→ **Dataset excerpts**:
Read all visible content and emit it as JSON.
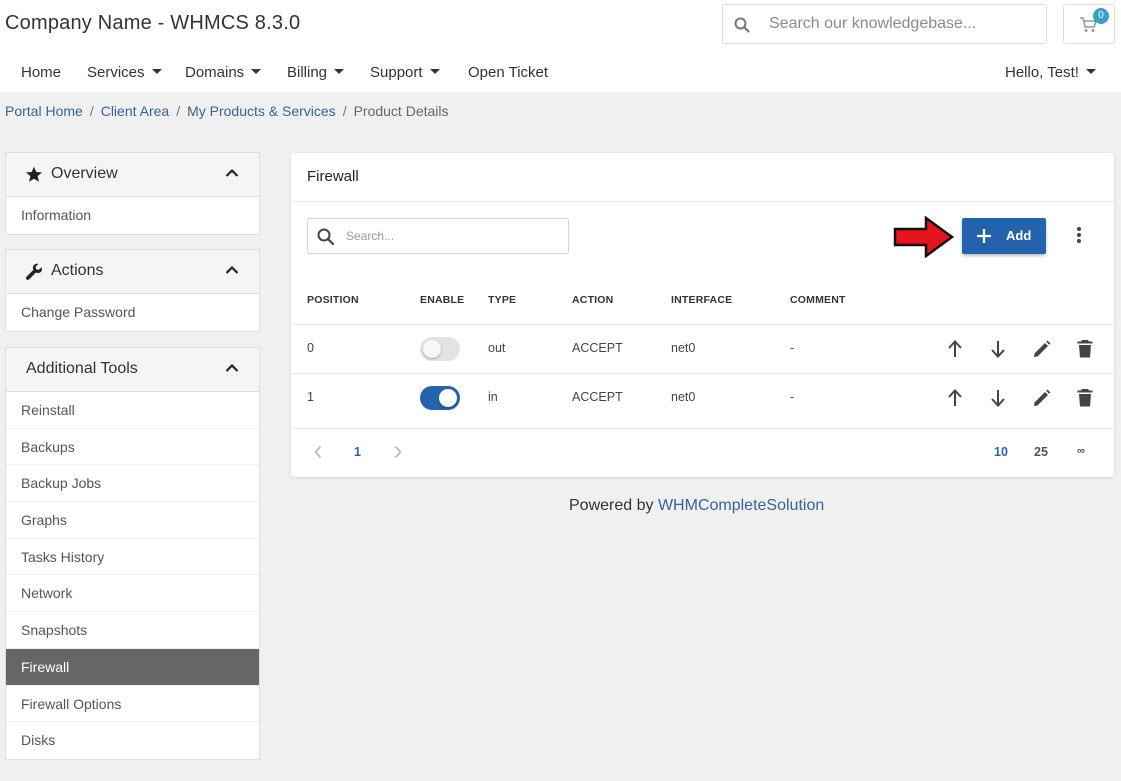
{
  "header": {
    "brand": "Company Name - WHMCS 8.3.0",
    "search_placeholder": "Search our knowledgebase...",
    "cart_count": "0"
  },
  "nav": {
    "home": "Home",
    "services": "Services",
    "domains": "Domains",
    "billing": "Billing",
    "support": "Support",
    "open_ticket": "Open Ticket",
    "user": "Hello, Test!"
  },
  "breadcrumb": {
    "items": [
      "Portal Home",
      "Client Area",
      "My Products & Services"
    ],
    "current": "Product Details"
  },
  "sidebar": {
    "overview": {
      "title": "Overview",
      "items": [
        "Information"
      ]
    },
    "actions": {
      "title": "Actions",
      "items": [
        "Change Password"
      ]
    },
    "tools": {
      "title": "Additional Tools",
      "items": [
        "Reinstall",
        "Backups",
        "Backup Jobs",
        "Graphs",
        "Tasks History",
        "Network",
        "Snapshots",
        "Firewall",
        "Firewall Options",
        "Disks"
      ],
      "active": "Firewall"
    }
  },
  "firewall": {
    "title": "Firewall",
    "search_placeholder": "Search...",
    "add_label": "Add",
    "columns": [
      "POSITION",
      "ENABLE",
      "TYPE",
      "ACTION",
      "INTERFACE",
      "COMMENT"
    ],
    "rows": [
      {
        "position": "0",
        "enabled": false,
        "type": "out",
        "action": "ACCEPT",
        "interface": "net0",
        "comment": "-"
      },
      {
        "position": "1",
        "enabled": true,
        "type": "in",
        "action": "ACCEPT",
        "interface": "net0",
        "comment": "-"
      }
    ],
    "pagination": {
      "current_page": "1",
      "page_sizes": [
        "10",
        "25",
        "∞"
      ]
    }
  },
  "footer": {
    "prefix": "Powered by",
    "link": "WHMCompleteSolution"
  },
  "colors": {
    "primary": "#2563ad",
    "link": "#336699",
    "active_sidebar": "#666666",
    "badge": "#35a3c8",
    "arrow": "#e8141b"
  }
}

→ **Your goal**:
Copy every line of the listing that contains the word "Services".

→ **Finished task**:
    "services": "Services",
      "My Products & Services"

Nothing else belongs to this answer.